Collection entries

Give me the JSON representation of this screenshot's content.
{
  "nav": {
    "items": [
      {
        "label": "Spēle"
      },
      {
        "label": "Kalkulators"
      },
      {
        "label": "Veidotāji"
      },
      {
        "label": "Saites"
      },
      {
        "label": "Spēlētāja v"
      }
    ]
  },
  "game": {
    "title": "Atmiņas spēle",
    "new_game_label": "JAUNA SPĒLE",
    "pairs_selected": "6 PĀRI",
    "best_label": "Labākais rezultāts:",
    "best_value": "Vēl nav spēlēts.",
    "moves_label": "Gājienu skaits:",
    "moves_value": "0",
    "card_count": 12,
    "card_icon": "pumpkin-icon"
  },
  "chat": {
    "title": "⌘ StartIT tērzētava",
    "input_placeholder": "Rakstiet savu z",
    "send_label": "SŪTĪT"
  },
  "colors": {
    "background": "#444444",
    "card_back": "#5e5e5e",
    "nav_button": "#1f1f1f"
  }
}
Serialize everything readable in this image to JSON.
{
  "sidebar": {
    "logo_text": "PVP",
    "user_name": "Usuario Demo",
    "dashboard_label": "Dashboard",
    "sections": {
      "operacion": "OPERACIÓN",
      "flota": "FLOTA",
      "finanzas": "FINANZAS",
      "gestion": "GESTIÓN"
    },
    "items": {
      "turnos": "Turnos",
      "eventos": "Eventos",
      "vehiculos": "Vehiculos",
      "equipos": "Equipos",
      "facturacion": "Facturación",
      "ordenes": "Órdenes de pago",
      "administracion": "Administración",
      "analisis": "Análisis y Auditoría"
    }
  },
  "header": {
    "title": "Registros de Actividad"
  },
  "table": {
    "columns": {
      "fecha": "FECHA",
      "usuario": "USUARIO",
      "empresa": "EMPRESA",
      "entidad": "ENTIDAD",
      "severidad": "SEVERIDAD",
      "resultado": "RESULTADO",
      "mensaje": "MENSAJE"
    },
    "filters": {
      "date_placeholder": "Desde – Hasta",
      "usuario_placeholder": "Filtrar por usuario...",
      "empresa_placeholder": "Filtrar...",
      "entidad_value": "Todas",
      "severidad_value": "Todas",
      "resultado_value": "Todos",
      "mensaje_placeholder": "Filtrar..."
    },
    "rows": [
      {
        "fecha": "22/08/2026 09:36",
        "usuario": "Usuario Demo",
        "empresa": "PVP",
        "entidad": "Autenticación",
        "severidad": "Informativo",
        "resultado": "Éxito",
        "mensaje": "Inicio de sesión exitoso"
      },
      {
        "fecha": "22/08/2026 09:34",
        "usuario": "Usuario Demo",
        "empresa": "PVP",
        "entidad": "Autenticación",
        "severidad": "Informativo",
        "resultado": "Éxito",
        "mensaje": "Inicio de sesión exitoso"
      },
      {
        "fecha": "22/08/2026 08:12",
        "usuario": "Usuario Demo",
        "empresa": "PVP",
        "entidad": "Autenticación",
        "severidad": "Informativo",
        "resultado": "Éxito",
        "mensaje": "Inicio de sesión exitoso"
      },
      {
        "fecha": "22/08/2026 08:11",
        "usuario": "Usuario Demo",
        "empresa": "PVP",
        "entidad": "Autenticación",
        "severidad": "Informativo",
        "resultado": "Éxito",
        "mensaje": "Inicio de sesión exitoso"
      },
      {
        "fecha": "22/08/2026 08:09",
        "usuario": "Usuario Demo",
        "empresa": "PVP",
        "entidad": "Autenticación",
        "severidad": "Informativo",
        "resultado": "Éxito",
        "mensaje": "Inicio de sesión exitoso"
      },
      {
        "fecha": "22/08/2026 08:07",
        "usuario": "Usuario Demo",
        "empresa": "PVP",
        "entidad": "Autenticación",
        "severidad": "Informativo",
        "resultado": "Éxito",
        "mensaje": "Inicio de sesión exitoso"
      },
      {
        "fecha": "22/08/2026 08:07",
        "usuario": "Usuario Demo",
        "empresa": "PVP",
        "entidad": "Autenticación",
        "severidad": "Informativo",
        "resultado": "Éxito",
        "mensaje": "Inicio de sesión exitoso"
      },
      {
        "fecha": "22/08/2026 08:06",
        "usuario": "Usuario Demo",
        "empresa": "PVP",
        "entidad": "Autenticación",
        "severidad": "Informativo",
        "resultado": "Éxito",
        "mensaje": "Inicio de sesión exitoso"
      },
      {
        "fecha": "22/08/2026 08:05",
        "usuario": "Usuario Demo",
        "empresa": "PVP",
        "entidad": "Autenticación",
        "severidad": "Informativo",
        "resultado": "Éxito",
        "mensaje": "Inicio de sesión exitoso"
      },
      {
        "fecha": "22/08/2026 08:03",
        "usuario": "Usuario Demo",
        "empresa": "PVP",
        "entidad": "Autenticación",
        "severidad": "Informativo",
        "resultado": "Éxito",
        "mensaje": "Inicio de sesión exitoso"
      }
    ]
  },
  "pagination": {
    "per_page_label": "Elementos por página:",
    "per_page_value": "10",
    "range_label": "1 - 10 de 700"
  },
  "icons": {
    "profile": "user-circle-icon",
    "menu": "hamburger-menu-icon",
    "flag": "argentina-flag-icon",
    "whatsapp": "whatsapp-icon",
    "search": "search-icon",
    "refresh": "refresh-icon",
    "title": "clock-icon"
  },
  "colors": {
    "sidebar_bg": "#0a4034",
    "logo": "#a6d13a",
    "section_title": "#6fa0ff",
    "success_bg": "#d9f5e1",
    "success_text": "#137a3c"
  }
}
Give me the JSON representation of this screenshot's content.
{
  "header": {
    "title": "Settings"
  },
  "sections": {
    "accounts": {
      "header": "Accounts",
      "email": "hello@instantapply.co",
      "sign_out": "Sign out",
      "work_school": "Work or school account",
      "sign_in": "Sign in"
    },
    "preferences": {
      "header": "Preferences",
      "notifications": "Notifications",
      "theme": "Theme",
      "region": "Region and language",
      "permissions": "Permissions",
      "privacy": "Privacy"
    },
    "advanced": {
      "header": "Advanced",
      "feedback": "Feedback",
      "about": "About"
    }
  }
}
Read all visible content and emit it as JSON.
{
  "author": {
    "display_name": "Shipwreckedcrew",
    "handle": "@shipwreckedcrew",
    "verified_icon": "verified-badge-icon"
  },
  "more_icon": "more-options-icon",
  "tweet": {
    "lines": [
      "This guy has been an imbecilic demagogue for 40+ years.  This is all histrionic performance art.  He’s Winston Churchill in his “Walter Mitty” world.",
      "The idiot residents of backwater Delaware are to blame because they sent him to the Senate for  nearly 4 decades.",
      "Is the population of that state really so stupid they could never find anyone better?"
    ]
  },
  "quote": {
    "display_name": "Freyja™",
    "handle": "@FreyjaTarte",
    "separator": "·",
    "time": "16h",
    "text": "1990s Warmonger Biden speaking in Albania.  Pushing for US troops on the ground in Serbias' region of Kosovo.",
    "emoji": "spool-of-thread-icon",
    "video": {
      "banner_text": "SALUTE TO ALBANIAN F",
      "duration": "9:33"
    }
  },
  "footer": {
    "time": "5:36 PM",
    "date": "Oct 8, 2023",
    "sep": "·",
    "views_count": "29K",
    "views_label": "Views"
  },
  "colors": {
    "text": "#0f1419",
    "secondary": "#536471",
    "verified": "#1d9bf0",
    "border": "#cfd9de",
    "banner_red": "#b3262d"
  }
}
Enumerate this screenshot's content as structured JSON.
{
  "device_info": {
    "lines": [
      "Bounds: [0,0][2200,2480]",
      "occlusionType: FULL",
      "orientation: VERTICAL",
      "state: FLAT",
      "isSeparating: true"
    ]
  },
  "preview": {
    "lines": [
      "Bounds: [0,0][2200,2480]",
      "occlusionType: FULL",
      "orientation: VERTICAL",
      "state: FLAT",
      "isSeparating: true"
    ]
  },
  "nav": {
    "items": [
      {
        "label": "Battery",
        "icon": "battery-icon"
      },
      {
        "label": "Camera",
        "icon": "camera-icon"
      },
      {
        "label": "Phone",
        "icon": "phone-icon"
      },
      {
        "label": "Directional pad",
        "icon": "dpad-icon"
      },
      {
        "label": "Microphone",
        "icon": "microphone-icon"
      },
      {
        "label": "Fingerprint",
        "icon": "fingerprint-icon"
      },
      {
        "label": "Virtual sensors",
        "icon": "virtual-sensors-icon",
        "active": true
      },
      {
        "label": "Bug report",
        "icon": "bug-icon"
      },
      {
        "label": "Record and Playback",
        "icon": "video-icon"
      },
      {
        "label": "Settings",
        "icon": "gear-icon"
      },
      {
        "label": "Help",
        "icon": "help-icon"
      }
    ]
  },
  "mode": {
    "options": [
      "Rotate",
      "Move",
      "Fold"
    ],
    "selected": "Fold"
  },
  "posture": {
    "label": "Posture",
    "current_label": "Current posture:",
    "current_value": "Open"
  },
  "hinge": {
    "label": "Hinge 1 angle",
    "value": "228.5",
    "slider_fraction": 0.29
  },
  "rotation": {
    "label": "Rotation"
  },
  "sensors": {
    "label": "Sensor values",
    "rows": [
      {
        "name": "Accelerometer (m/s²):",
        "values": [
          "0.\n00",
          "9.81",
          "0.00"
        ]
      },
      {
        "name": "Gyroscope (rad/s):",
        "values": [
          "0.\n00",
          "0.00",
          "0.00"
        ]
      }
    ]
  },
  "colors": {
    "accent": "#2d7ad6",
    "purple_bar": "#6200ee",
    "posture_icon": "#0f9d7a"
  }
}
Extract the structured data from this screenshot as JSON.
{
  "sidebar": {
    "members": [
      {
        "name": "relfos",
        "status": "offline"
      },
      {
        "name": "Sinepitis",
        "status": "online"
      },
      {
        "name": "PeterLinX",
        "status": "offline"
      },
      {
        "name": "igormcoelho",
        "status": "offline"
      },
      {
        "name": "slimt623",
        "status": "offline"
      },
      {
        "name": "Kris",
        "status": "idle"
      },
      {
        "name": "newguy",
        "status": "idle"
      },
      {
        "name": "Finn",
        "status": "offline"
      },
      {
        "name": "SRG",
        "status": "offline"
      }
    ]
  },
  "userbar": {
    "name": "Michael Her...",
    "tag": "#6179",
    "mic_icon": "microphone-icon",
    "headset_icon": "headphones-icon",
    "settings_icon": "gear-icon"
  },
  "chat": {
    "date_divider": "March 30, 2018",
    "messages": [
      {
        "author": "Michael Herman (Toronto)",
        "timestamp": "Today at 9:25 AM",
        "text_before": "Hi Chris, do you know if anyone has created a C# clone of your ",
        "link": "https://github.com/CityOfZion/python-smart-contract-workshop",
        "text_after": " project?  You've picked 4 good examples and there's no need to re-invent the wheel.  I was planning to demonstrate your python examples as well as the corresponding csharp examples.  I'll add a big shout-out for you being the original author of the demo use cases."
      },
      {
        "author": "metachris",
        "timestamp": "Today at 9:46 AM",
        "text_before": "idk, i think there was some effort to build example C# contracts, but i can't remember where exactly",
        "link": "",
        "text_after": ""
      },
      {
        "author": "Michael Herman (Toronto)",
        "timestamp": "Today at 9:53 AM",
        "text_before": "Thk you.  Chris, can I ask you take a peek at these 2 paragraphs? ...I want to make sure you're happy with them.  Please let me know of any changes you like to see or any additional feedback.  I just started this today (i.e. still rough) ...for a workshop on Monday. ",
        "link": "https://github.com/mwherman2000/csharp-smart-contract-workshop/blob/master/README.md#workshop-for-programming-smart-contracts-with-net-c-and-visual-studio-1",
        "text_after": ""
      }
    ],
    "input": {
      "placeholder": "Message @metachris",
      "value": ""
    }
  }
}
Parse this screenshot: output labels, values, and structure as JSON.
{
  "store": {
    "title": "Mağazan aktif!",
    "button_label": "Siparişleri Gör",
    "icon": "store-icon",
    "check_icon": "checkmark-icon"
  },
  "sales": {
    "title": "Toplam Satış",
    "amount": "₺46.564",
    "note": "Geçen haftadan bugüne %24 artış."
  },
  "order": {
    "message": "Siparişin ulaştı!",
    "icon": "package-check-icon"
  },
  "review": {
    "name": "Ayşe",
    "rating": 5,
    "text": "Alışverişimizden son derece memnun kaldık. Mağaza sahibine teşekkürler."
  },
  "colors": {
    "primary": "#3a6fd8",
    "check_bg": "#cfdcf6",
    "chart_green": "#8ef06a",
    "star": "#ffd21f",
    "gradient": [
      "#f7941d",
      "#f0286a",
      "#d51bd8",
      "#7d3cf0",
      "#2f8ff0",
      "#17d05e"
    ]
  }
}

WRITTEN PROBLEM: Identify all lines where the word "timestamp" shows up. Copy them.

THE RESPONSE:
        "timestamp": "Today at 9:25 AM",
        "timestamp": "Today at 9:46 AM",
        "timestamp": "Today at 9:53 AM",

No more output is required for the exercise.